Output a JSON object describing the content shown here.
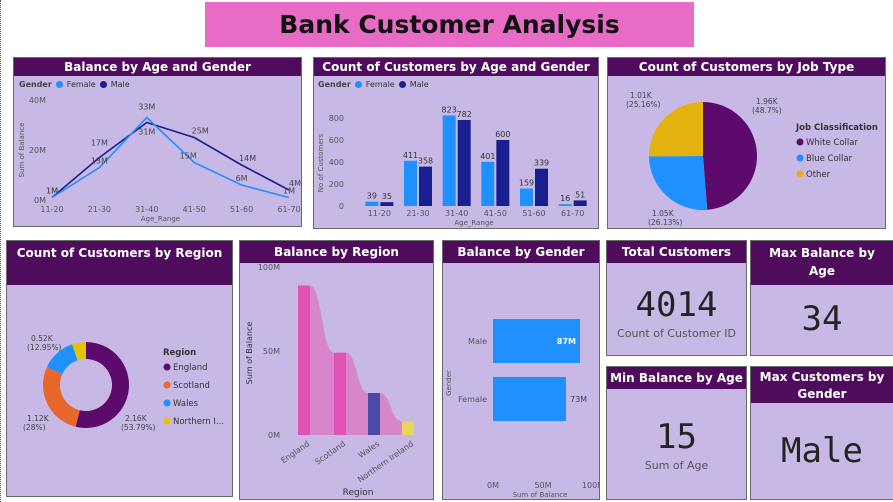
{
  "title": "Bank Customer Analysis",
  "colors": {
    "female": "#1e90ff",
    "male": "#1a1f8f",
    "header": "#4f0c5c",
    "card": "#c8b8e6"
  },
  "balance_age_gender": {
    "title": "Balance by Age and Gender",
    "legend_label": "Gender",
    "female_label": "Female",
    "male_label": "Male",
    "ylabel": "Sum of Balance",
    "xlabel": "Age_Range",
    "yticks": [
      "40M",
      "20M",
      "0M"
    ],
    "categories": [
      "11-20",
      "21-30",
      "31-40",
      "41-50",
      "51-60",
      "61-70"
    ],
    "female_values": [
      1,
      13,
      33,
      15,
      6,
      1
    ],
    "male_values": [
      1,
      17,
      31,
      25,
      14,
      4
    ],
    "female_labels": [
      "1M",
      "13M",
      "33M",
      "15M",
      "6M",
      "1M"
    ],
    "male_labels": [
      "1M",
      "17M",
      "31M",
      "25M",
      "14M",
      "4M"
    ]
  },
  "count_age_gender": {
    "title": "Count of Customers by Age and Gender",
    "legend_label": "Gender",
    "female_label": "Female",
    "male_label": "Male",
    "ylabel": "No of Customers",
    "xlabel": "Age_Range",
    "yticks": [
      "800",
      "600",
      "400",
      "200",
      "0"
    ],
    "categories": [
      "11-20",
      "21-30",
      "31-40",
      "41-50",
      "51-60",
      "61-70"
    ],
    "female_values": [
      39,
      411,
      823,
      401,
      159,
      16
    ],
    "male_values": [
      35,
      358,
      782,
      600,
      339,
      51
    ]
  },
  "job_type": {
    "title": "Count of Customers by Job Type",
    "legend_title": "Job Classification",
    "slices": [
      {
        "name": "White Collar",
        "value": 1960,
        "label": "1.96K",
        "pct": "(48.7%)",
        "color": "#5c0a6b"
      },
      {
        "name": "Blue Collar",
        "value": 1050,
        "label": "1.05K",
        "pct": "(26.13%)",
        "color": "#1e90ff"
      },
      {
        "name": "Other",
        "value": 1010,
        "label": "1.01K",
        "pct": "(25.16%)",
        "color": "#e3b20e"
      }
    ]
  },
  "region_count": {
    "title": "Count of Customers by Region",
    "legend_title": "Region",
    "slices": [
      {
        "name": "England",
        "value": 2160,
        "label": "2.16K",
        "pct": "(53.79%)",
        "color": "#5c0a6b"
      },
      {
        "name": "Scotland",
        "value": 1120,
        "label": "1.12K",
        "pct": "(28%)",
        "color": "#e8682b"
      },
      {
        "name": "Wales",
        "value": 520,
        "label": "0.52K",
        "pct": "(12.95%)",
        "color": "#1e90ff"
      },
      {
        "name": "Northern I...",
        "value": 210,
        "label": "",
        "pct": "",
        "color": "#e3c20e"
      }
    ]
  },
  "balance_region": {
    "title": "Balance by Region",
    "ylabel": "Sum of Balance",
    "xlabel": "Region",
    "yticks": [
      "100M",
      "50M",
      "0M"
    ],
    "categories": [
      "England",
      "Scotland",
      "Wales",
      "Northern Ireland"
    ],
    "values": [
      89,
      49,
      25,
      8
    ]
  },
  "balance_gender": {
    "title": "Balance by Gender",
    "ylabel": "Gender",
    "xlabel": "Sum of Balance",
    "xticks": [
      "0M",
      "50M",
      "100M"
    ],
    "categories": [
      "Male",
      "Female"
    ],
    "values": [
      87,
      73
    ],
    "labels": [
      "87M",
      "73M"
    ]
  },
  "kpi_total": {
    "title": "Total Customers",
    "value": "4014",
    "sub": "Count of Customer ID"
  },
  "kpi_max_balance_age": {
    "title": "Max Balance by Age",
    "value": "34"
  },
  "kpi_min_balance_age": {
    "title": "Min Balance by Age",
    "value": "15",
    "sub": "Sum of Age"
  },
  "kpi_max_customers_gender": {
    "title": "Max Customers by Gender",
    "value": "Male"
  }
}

◇ ◇ ◇ ◇ ◇ ◇ ◇

Reproduce every line precisely as given, omitting all pictures.

Output a JSON object describing the content shown here.
{
  "title": "Bank Customer Analysis",
  "colors": {
    "female": "#1e90ff",
    "male": "#1a1f8f",
    "header": "#4f0c5c",
    "card": "#c8b8e6"
  },
  "balance_age_gender": {
    "title": "Balance by Age and Gender",
    "legend_label": "Gender",
    "female_label": "Female",
    "male_label": "Male",
    "ylabel": "Sum of Balance",
    "xlabel": "Age_Range",
    "yticks": [
      "40M",
      "20M",
      "0M"
    ],
    "categories": [
      "11-20",
      "21-30",
      "31-40",
      "41-50",
      "51-60",
      "61-70"
    ],
    "female_values": [
      1,
      13,
      33,
      15,
      6,
      1
    ],
    "male_values": [
      1,
      17,
      31,
      25,
      14,
      4
    ],
    "female_labels": [
      "1M",
      "13M",
      "33M",
      "15M",
      "6M",
      "1M"
    ],
    "male_labels": [
      "1M",
      "17M",
      "31M",
      "25M",
      "14M",
      "4M"
    ]
  },
  "count_age_gender": {
    "title": "Count of Customers by Age and Gender",
    "legend_label": "Gender",
    "female_label": "Female",
    "male_label": "Male",
    "ylabel": "No of Customers",
    "xlabel": "Age_Range",
    "yticks": [
      "800",
      "600",
      "400",
      "200",
      "0"
    ],
    "categories": [
      "11-20",
      "21-30",
      "31-40",
      "41-50",
      "51-60",
      "61-70"
    ],
    "female_values": [
      39,
      411,
      823,
      401,
      159,
      16
    ],
    "male_values": [
      35,
      358,
      782,
      600,
      339,
      51
    ]
  },
  "job_type": {
    "title": "Count of Customers by Job Type",
    "legend_title": "Job Classification",
    "slices": [
      {
        "name": "White Collar",
        "value": 1960,
        "label": "1.96K",
        "pct": "(48.7%)",
        "color": "#5c0a6b"
      },
      {
        "name": "Blue Collar",
        "value": 1050,
        "label": "1.05K",
        "pct": "(26.13%)",
        "color": "#1e90ff"
      },
      {
        "name": "Other",
        "value": 1010,
        "label": "1.01K",
        "pct": "(25.16%)",
        "color": "#e3b20e"
      }
    ]
  },
  "region_count": {
    "title": "Count of Customers by Region",
    "legend_title": "Region",
    "slices": [
      {
        "name": "England",
        "value": 2160,
        "label": "2.16K",
        "pct": "(53.79%)",
        "color": "#5c0a6b"
      },
      {
        "name": "Scotland",
        "value": 1120,
        "label": "1.12K",
        "pct": "(28%)",
        "color": "#e8682b"
      },
      {
        "name": "Wales",
        "value": 520,
        "label": "0.52K",
        "pct": "(12.95%)",
        "color": "#1e90ff"
      },
      {
        "name": "Northern I...",
        "value": 210,
        "label": "",
        "pct": "",
        "color": "#e3c20e"
      }
    ]
  },
  "balance_region": {
    "title": "Balance by Region",
    "ylabel": "Sum of Balance",
    "xlabel": "Region",
    "yticks": [
      "100M",
      "50M",
      "0M"
    ],
    "categories": [
      "England",
      "Scotland",
      "Wales",
      "Northern Ireland"
    ],
    "values": [
      89,
      49,
      25,
      8
    ]
  },
  "balance_gender": {
    "title": "Balance by Gender",
    "ylabel": "Gender",
    "xlabel": "Sum of Balance",
    "xticks": [
      "0M",
      "50M",
      "100M"
    ],
    "categories": [
      "Male",
      "Female"
    ],
    "values": [
      87,
      73
    ],
    "labels": [
      "87M",
      "73M"
    ]
  },
  "kpi_total": {
    "title": "Total Customers",
    "value": "4014",
    "sub": "Count of Customer ID"
  },
  "kpi_max_balance_age": {
    "title": "Max Balance by Age",
    "value": "34"
  },
  "kpi_min_balance_age": {
    "title": "Min Balance by Age",
    "value": "15",
    "sub": "Sum of Age"
  },
  "kpi_max_customers_gender": {
    "title": "Max Customers by Gender",
    "value": "Male"
  }
}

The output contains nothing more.